▶ **ARBEITSAUFTRAG**
Stimmen die Aussagen (a) bis (c) mit dem Text über Soziale Verteidigung überein? Antworte jeweils mit Ja oder Nein und zitiere die entscheidenden Worte aus dem Text wörtlich.
(a) Theodor Ebert dachte an ein Amt für Abrüstung, das zum Verteidigungsministerium gehören sollte.
(b) Petra Kelly und Roland Vogt waren Gründungsmitglieder des BSV.
(c) Die Grünen lehnten 1998 den NATO-Einsatz im Kosovokrieg ab.

▶ **AUSGANGSTEXT**
Eine Einschätzung in den 80er Jahren war es, dass für die Durchsetzung des SV-Konzeptes nicht einzig die Zivilgesellschaft und die Bewegungen ausreichen. So wurde von dem Friedensforscher Theodor Ebert ein Amt für Abrüstung mit einer Abteilung für SV angedacht, das dem Verteidigungsministerium zugeordnet sein sollte. Die Bedenken: Eine Unterabteilung für SV könne nicht den Anspruch erfüllen, eine alternative Alternative zur militärischen Verteidigung darzustellen. Auch seine Idee (1984), ein „Bundesamt für Zivilen Widerstand“ vorzuschlagen, wurde als nicht realisierbar verworfen. Mit der Gründung des Bundes für Soziale Verteidigung (BSV) wurde schließlich ein „Ministerium für Abrüstung, Konversion und Soziale Verteidigung“ gefordert. Kritik am Konzept wurde damals u.a. von Aktiven aus dem Graswurzelspektrum (4) geübt. Eine Einführung der SV von oben sei nicht umsetzbar, und ein auf Ausbeutung, Gewalt und Militär basierender Staat könne SV nicht freiwillig in die Praxis umsetzen (5)

Umsetzungsstrategien
In den 80er und 90er Jahren dominierte die Hoffnung auf eine Rot-Grüne Regierungskoalition. Damals standen Gewaltfreiheit und Soziale Verteidigung noch im Parteiprogramm der Grünen. Zwei bekannte Grüne, Petra Kelly und Roland Vogt, waren Gründungsmitglieder des BSV. 1998 stimmten die Grünen dann dem NATO-Einsatz im Kosovokrieg zu. Doch im Jahr 1987 galten die Grünen noch als Hoffnungsträger, die SV auf der parlamentarischen Ebene einzubringen. Dabei wurde - ähnlich wie bei Snd – überlegt, die Mehrheit der Bevölkerung zu gewinnen - gedacht als „Massenlernprozess“, einer Mischung der Erfahrungen aus dem verbreiteten gewaltfreien Widerstand gegen die Atomraketenstationierung und über Aufklärung. (Ebert 1989, GWR: 34) Und - wie 2018 im Konzept Snd – wurde 1989 festgehalten, dass SV nur funktionieren könne, wenn die Gruppen in den sozialen Bewegungen die SV freiwillig anwenden und ein Netzwerk gewaltfreier Widerstandsfähigkeit bilden. „Da Politik immer auch ein Zusammenspiel gesellschaftlicher Kräfte ist, braucht es für die Realisierung dieses Szenarios (…) eine breite zivilgesellschaftliche Bewegung.“  (Snd: 14) Ähnlich, wie bei der „Erlassjahr-Kampagne“ (1996-2000) können - den Snd-Autoren zufolge - die Kirchen eine Vorreiterrolle übernehmen. Europäische kirchlich-zivilgesellschaftliche Bündnisse könnten sich für die Akzeptanz einer nachhaltigen, zivilen Sicherheitspolitik einsetzen. Für die institutionelle politische Umsetzung werden „wegweisende Beschlüsse des Bundestags zur zivilen Sicherheitspolitik“ angestrebt. Um Druck auf die Politik zu machen, sind verschiedene Schritte geplant: (Aufklärungs-) Kampagnen der Zivilgesellschaft und Kirchen. Für mediale Aufmerksamkeit sollen anhaltende Aktionen der Mitträger-Organisationen sorgen, die am Auf- und Ausbau ziviler Konfliktkultur und resilienter Demokratie mitwirken. Angestrebt werden Bundestagbeschlüsse zur Konversion der Bundeswehr (2035) und der Rüstungsindustrie bis 2040 (Snd: 33). Auch ist eine Kooperation, z.B. mit Österreich, Schweden und den Niederlanden angedacht.

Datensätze
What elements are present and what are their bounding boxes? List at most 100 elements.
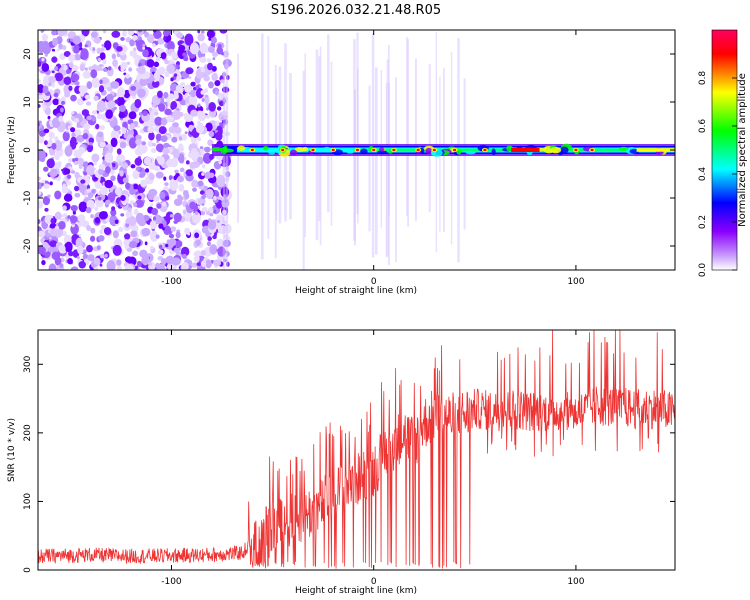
- noise-speck: [151, 207, 159, 216]
- noise-speck: [41, 259, 46, 266]
- noise-speck: [196, 136, 201, 142]
- noise-speck: [155, 77, 160, 82]
- signal-yellow-segment: [636, 148, 675, 152]
- noise-speck: [53, 92, 59, 98]
- noise-speck: [191, 262, 198, 268]
- noise-speck: [130, 230, 138, 238]
- noise-speck: [164, 182, 169, 187]
- noise-speck: [215, 131, 223, 141]
- noise-speck: [147, 126, 155, 134]
- signal-blob: [377, 150, 388, 155]
- noise-speck: [50, 217, 56, 225]
- noise-speck: [160, 258, 167, 266]
- snr-plot-area: [38, 330, 675, 570]
- noise-speck: [74, 171, 80, 179]
- noise-speck: [63, 168, 71, 175]
- noise-speck: [124, 263, 134, 270]
- noise-speck: [194, 211, 199, 215]
- noise-speck: [44, 35, 49, 40]
- noise-speck: [178, 156, 185, 164]
- noise-speck: [189, 42, 200, 55]
- noise-speck: [72, 210, 76, 215]
- noise-speck: [196, 262, 201, 266]
- noise-speck: [79, 63, 86, 72]
- noise-speck: [152, 220, 156, 225]
- noise-speck: [176, 32, 184, 39]
- noise-speck: [86, 115, 93, 120]
- noise-speck: [167, 101, 171, 107]
- noise-speck: [82, 88, 87, 94]
- noise-speck: [128, 67, 133, 72]
- noise-speck: [201, 172, 205, 176]
- noise-speck: [73, 118, 80, 123]
- noise-speck: [158, 249, 164, 255]
- noise-speck: [163, 225, 172, 236]
- noise-speck: [113, 125, 121, 132]
- noise-speck: [205, 114, 211, 119]
- noise-speck: [90, 227, 96, 234]
- noise-speck: [192, 187, 197, 192]
- noise-speck: [111, 162, 116, 168]
- noise-speck: [51, 251, 61, 261]
- noise-speck: [181, 253, 187, 259]
- noise-speck: [146, 59, 155, 68]
- noise-speck: [132, 250, 139, 257]
- noise-speck: [87, 254, 95, 262]
- noise-speck: [48, 75, 56, 84]
- noise-speck: [130, 164, 136, 169]
- noise-speck: [96, 100, 106, 113]
- noise-speck: [161, 201, 167, 207]
- signal-strong-segment: [511, 148, 540, 152]
- noise-speck: [121, 30, 127, 37]
- y-tick-label: 20: [23, 48, 33, 60]
- noise-speck: [130, 85, 137, 91]
- noise-speck: [41, 57, 45, 62]
- noise-speck: [132, 202, 138, 208]
- noise-speck: [197, 171, 206, 180]
- noise-speck: [135, 212, 145, 225]
- noise-speck: [38, 149, 46, 162]
- noise-speck: [168, 233, 175, 239]
- noise-speck: [199, 190, 205, 195]
- noise-speck: [218, 159, 222, 165]
- noise-speck: [73, 185, 80, 192]
- noise-speck: [128, 111, 137, 120]
- noise-speck: [148, 261, 153, 267]
- noise-speck: [120, 37, 125, 42]
- colorbar-tick-label: 0.4: [698, 167, 708, 182]
- spectrogram-xlabel: Height of straight line (km): [295, 286, 417, 296]
- noise-speck: [38, 79, 41, 83]
- signal-blob: [346, 149, 354, 154]
- noise-speck: [170, 83, 179, 93]
- noise-speck: [68, 85, 73, 91]
- noise-speck: [82, 133, 89, 140]
- noise-speck: [66, 174, 72, 179]
- noise-speck: [63, 64, 68, 71]
- noise-speck: [103, 147, 109, 152]
- noise-speck: [163, 142, 170, 149]
- noise-speck: [158, 126, 167, 135]
- noise-speck: [97, 196, 102, 201]
- noise-speck: [81, 30, 90, 36]
- noise-speck: [84, 67, 88, 71]
- noise-speck: [200, 67, 205, 73]
- noise-speck: [214, 79, 221, 87]
- noise-speck: [83, 123, 91, 130]
- noise-speck: [211, 73, 218, 82]
- noise-speck: [58, 115, 64, 123]
- noise-speck: [73, 54, 82, 61]
- noise-speck: [155, 171, 164, 179]
- noise-speck: [99, 125, 106, 131]
- noise-speck: [106, 260, 116, 270]
- noise-speck: [58, 244, 66, 254]
- noise-speck: [120, 213, 125, 217]
- signal-hotspot: [250, 148, 254, 152]
- noise-speck: [54, 225, 59, 230]
- noise-speck: [142, 49, 149, 58]
- noise-speck: [134, 199, 145, 208]
- noise-speck: [136, 125, 141, 128]
- noise-speck: [129, 188, 136, 196]
- y-tick-label: 300: [23, 355, 33, 372]
- noise-speck: [202, 193, 207, 199]
- noise-speck: [217, 43, 222, 49]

▶ **LÖSUNG**
(a) Ja: „ein Amt für Abrüstung mit einer Abteilung für SV angedacht, das dem Verteidigungsministerium zugeordnet sein sollte“
(b) Ja: „Zwei bekannte Grüne, Petra Kelly und Roland Vogt, waren Gründungsmitglieder des BSV.“
(c) Nein: „1998 stimmten die Grünen dann dem NATO-Einsatz im Kosovokrieg zu.“